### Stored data
----------
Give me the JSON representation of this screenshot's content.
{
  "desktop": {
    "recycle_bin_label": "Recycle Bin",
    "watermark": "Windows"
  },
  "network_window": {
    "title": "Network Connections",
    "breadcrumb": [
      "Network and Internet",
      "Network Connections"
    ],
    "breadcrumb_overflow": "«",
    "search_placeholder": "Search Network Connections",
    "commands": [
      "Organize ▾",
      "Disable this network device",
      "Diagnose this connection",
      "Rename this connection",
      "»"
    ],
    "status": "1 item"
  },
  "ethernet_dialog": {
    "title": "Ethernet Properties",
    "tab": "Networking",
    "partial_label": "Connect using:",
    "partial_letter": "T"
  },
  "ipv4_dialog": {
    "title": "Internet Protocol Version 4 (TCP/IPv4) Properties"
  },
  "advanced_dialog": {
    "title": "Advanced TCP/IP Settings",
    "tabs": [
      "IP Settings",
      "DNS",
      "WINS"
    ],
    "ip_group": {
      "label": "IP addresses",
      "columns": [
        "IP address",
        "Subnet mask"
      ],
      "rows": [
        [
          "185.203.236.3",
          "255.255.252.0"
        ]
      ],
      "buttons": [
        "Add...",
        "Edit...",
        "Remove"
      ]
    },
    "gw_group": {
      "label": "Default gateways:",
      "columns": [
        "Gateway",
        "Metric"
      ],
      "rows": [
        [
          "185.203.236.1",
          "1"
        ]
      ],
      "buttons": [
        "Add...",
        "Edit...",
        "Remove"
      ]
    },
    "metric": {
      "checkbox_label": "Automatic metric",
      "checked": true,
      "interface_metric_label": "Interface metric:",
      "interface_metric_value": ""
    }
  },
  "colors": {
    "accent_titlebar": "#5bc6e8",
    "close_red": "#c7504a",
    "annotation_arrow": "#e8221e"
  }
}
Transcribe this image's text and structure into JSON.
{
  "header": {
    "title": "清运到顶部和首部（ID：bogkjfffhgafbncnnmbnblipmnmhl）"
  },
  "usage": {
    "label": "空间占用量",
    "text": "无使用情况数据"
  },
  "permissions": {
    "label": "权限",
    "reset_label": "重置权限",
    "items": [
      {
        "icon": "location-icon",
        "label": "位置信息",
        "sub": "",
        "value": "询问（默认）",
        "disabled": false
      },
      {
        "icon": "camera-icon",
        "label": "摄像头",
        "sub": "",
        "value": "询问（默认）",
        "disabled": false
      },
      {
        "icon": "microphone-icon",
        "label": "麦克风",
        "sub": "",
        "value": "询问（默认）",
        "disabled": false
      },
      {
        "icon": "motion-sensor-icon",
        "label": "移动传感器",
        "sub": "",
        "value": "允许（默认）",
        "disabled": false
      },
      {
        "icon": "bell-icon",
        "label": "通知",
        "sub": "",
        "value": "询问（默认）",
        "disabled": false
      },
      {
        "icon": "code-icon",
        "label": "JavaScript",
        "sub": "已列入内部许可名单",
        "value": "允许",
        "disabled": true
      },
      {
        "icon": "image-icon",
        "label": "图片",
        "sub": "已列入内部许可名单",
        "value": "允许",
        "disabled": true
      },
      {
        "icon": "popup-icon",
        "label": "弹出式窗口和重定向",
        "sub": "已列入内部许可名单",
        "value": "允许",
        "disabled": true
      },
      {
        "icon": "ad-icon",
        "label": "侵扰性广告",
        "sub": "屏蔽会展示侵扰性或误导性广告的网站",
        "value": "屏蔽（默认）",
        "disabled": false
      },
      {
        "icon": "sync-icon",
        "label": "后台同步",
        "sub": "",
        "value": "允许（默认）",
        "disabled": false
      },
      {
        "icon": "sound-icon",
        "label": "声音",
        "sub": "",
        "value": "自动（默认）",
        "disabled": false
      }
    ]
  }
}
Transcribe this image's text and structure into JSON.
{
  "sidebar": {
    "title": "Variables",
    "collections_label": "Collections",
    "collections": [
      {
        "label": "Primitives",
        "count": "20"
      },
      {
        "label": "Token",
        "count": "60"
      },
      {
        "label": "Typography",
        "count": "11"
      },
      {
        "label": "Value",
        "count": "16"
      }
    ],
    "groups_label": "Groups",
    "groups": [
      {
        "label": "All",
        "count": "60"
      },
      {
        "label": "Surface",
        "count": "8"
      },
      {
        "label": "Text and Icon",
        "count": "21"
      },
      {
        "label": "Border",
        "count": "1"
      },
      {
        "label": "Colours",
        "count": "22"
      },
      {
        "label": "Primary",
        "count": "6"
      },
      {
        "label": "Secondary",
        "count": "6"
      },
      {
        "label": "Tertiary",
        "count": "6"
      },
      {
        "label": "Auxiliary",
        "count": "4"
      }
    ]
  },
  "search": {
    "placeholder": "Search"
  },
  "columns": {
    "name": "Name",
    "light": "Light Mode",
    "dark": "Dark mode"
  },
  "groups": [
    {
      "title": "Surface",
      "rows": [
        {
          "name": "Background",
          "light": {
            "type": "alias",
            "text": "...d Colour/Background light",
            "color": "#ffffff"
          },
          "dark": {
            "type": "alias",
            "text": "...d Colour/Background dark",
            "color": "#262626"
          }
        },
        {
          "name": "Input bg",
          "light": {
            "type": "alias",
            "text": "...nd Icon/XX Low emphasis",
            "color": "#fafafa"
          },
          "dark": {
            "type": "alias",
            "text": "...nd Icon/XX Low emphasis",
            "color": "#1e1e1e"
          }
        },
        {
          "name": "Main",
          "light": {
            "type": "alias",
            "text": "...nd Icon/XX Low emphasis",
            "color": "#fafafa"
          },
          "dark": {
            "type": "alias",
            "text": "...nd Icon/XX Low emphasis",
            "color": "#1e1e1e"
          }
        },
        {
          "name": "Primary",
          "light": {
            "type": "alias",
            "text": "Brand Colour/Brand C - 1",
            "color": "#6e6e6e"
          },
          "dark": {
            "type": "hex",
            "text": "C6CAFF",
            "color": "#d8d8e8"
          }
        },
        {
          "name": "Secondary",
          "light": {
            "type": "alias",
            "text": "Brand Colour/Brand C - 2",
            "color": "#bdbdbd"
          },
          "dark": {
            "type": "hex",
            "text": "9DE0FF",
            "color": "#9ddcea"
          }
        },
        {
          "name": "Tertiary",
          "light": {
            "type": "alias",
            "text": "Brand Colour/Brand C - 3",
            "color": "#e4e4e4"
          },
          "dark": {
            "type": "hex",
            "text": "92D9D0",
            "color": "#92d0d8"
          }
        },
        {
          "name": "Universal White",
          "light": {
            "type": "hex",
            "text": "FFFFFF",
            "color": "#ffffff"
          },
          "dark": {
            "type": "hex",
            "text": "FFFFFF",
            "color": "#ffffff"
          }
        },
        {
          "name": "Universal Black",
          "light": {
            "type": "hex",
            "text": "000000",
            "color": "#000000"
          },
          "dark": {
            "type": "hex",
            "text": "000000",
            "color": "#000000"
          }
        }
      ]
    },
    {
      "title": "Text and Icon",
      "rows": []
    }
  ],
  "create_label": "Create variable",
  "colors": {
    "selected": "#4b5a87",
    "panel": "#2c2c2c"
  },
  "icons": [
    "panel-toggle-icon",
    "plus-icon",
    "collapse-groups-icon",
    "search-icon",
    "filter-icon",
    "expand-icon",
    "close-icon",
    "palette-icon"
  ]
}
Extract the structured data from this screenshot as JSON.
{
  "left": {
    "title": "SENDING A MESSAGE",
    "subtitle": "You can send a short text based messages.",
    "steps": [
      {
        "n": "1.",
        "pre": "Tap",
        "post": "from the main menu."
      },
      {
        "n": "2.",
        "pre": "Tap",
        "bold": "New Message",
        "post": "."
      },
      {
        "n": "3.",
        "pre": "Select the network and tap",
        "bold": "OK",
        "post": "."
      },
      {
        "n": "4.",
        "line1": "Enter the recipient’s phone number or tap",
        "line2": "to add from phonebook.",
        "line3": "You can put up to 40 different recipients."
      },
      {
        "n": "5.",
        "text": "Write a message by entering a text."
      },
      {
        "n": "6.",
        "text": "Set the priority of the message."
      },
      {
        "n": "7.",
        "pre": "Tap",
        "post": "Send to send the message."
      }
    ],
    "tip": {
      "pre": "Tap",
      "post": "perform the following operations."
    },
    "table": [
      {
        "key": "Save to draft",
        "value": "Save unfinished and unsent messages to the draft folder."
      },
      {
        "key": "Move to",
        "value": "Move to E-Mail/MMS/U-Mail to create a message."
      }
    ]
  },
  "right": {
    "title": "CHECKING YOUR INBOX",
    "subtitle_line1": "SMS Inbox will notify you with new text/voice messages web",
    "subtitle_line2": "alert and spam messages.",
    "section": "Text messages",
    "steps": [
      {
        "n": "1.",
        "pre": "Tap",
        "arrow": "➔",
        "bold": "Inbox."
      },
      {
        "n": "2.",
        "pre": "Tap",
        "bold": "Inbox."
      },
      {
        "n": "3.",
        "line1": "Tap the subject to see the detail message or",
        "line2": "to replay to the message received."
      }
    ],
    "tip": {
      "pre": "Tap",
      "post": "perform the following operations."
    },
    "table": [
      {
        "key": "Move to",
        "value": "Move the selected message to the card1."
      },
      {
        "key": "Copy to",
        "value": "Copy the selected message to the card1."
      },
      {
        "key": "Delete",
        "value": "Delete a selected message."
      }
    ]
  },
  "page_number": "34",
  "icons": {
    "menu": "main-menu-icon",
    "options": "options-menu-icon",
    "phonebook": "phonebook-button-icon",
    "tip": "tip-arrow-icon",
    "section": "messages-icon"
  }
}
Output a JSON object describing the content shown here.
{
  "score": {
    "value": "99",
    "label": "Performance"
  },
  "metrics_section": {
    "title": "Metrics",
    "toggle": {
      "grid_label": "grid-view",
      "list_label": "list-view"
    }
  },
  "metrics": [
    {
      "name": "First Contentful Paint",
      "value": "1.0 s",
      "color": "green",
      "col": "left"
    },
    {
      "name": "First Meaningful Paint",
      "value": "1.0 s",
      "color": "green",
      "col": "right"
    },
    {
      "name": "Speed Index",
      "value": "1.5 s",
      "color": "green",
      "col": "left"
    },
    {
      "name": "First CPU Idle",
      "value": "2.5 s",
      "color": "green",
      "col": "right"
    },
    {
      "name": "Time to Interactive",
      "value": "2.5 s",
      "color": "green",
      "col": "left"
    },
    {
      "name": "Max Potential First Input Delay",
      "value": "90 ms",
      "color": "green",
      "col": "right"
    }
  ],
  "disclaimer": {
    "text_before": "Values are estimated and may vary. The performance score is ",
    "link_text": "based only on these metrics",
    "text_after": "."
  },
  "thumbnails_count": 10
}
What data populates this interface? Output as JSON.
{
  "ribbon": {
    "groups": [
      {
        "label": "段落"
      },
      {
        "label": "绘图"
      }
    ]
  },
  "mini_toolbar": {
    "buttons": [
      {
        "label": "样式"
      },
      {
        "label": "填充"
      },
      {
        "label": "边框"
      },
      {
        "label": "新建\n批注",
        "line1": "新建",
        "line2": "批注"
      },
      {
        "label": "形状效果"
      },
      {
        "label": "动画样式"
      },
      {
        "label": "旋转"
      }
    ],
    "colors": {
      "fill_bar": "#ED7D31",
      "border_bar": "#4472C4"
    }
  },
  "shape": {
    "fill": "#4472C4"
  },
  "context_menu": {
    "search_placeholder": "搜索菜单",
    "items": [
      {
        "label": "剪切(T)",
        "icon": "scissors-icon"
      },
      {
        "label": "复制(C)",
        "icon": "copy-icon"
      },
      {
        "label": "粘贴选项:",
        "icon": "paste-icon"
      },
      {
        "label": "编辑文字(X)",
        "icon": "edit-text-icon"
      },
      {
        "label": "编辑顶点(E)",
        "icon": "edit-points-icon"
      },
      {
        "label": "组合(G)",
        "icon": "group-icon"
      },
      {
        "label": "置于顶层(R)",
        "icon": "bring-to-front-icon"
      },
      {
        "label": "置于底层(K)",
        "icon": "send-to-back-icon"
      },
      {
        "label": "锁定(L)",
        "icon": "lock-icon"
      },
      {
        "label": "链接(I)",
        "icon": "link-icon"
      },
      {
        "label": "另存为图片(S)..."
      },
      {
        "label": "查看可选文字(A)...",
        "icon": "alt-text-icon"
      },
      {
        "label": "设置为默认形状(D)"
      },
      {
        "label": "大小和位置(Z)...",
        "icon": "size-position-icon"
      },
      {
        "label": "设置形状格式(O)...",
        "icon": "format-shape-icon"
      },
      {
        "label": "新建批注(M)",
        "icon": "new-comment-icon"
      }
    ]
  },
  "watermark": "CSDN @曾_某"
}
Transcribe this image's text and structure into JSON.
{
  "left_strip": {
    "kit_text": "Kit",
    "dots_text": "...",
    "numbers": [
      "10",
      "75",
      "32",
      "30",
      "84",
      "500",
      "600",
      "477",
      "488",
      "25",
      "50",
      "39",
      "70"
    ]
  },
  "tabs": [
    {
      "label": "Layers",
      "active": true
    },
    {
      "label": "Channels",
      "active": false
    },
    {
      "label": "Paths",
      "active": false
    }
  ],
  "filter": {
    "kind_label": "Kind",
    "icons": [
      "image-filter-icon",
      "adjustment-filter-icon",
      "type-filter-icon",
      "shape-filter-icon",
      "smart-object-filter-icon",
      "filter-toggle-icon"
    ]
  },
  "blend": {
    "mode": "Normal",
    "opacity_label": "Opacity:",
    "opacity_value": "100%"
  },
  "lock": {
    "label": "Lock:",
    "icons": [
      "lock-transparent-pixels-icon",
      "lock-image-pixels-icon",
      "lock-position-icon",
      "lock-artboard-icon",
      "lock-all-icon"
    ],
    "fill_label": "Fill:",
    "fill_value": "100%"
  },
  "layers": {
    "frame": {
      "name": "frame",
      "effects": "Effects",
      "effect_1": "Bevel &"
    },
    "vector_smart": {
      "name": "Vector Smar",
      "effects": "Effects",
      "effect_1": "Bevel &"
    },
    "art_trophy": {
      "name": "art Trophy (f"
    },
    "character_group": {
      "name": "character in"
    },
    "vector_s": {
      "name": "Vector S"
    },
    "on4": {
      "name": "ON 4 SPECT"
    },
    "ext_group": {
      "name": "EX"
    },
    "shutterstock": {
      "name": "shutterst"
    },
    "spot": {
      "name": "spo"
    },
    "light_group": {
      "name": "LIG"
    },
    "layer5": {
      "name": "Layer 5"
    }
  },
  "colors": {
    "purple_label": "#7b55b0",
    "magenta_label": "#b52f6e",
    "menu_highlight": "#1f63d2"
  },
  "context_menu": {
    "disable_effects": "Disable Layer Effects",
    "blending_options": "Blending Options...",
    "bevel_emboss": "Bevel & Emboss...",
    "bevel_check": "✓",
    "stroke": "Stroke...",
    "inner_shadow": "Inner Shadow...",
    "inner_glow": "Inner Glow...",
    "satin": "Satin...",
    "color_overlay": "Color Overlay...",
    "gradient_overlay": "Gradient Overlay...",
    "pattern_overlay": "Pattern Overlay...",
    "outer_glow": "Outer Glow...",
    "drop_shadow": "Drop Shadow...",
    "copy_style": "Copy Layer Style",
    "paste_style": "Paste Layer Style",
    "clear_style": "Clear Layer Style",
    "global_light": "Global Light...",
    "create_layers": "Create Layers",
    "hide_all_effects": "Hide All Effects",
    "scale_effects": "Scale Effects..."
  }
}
----------
### Requirements
Pick out lines containing the word "position", each one as written.

### Solution to the exercise
        "icon": "size-position-icon"
      "lock-position-icon",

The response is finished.